(Records from a dataset)
## START
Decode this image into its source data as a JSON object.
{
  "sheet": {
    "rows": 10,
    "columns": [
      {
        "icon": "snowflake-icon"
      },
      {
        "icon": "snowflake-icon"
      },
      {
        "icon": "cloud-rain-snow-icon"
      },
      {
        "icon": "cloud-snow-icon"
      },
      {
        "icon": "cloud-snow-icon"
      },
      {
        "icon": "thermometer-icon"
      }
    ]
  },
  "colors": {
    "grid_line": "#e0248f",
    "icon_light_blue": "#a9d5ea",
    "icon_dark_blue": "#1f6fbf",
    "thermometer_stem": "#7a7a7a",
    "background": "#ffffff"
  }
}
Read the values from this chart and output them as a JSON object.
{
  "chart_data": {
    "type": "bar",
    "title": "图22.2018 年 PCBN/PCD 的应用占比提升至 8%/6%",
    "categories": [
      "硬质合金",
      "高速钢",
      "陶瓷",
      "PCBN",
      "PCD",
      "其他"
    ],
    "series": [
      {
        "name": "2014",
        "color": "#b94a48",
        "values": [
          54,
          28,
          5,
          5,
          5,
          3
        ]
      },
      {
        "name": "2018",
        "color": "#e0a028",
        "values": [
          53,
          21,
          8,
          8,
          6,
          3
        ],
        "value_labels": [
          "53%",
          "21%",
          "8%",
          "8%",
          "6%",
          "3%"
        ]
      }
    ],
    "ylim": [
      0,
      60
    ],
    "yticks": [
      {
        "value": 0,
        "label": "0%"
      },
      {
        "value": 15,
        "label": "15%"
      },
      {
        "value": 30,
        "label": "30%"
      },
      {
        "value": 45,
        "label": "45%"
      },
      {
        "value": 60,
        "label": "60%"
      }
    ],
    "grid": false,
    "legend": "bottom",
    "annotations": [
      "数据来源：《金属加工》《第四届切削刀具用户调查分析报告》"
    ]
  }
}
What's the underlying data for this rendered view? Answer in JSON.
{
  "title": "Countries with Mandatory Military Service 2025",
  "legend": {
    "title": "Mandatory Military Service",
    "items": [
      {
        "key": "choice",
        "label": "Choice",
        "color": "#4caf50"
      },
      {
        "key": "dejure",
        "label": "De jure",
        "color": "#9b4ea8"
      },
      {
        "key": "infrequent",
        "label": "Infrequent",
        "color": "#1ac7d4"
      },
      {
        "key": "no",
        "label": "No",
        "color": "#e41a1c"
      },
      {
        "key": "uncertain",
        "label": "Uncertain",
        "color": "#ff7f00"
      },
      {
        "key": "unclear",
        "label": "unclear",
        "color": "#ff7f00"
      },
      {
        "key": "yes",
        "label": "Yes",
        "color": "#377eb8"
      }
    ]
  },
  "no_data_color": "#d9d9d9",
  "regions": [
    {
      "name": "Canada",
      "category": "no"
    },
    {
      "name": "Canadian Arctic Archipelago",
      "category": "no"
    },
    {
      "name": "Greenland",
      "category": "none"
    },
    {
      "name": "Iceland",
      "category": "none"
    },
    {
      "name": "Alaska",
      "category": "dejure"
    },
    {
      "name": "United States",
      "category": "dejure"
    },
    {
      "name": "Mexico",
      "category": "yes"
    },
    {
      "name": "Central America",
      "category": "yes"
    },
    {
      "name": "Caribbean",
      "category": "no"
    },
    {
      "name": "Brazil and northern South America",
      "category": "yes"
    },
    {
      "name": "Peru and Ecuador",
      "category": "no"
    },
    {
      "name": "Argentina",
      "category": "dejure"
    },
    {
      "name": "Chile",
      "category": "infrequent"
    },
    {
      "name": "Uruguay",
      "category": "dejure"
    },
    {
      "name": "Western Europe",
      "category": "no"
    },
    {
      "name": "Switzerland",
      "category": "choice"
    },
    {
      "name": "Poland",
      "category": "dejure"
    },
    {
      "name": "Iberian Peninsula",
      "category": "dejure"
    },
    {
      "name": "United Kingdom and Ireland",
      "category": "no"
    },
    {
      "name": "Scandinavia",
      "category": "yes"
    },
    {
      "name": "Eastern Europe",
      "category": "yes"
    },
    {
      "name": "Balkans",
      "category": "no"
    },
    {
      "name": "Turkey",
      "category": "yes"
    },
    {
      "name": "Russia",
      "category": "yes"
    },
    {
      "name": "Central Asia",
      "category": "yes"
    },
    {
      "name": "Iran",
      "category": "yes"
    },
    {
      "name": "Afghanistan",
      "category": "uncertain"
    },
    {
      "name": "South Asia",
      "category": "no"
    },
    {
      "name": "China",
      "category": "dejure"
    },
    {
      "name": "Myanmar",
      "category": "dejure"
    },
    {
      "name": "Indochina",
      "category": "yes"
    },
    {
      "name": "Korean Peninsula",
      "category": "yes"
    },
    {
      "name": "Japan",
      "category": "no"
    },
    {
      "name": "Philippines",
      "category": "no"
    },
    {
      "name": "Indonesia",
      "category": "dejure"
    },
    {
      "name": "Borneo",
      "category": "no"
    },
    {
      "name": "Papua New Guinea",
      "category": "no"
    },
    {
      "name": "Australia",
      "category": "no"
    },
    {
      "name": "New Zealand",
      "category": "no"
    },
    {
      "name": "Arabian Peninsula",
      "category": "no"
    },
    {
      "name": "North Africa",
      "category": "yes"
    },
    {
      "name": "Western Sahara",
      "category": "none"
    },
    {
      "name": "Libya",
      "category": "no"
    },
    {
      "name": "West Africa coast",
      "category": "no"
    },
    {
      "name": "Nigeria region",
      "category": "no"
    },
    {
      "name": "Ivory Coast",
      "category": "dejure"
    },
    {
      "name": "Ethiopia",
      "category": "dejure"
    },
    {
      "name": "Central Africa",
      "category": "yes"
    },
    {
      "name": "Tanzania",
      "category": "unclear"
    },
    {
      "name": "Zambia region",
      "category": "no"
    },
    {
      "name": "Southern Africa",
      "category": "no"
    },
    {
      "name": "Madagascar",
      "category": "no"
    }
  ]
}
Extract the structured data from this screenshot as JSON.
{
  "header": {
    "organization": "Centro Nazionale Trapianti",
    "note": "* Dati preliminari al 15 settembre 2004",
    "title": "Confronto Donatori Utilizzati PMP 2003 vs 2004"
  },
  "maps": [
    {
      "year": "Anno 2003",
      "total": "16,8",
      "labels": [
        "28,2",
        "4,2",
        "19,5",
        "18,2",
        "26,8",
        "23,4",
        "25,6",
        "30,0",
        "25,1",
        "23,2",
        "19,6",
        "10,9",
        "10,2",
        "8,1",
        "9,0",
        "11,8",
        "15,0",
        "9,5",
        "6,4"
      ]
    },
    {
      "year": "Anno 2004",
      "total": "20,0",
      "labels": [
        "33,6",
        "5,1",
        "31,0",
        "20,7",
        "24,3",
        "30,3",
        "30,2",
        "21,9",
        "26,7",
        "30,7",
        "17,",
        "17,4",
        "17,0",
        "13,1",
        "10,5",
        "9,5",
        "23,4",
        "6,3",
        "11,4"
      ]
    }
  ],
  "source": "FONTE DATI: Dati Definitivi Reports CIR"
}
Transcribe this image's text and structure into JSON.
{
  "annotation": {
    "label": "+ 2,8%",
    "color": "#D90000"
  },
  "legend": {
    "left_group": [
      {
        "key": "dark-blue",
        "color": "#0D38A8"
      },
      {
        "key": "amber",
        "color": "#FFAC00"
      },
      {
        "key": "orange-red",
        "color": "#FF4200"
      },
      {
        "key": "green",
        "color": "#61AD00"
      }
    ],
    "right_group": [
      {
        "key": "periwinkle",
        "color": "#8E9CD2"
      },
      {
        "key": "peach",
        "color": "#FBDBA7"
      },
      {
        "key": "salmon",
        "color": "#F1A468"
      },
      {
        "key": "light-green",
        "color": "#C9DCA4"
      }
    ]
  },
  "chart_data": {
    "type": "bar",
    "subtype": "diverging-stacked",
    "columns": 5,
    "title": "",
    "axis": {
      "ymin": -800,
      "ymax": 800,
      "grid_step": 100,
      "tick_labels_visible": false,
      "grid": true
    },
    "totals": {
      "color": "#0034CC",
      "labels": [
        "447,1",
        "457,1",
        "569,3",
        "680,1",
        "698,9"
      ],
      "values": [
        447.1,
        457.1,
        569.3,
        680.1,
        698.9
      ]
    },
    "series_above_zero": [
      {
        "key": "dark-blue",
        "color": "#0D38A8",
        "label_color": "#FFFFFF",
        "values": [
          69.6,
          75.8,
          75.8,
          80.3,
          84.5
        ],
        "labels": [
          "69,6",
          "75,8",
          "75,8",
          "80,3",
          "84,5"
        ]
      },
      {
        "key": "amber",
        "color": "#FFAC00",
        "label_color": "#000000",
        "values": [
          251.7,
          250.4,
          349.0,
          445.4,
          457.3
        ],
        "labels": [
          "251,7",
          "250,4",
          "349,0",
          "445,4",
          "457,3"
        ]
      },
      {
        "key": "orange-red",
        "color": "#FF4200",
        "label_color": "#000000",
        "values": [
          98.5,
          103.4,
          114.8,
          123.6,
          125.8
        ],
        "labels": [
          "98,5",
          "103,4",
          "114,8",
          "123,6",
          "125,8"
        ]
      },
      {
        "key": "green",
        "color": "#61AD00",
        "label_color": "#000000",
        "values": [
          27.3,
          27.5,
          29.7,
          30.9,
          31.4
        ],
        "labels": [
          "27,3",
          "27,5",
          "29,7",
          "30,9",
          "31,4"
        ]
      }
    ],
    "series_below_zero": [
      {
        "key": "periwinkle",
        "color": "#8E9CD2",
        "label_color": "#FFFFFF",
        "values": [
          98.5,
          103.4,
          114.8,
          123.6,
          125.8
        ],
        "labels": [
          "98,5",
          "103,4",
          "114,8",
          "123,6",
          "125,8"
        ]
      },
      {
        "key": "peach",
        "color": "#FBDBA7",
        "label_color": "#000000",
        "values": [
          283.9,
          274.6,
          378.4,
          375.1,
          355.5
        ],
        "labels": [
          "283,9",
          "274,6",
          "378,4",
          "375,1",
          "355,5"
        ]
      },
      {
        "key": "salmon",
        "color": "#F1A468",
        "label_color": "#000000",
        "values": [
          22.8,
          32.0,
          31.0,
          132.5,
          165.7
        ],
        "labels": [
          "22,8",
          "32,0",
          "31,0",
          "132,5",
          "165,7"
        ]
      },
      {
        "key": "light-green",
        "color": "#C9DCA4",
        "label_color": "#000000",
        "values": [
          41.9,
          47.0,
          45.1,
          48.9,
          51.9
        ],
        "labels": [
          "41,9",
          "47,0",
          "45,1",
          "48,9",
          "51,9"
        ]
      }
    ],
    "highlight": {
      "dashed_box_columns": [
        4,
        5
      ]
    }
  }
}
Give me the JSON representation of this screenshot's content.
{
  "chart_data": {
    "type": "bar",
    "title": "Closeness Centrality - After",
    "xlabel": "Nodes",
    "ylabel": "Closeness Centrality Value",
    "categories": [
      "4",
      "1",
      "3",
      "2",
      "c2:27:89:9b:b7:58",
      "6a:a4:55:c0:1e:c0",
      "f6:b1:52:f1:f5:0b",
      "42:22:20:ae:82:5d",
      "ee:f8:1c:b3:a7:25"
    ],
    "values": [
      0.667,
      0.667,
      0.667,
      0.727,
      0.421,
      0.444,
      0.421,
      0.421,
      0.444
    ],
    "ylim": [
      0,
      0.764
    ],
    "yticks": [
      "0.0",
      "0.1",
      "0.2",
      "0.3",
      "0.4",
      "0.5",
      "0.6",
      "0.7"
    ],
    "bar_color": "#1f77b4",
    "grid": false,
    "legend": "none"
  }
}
## END
Of the lines above, copy each that contains "source".

Decode this image into its source data as a JSON object.
  "source": "FONTE DATI: Dati Definitivi Reports CIR"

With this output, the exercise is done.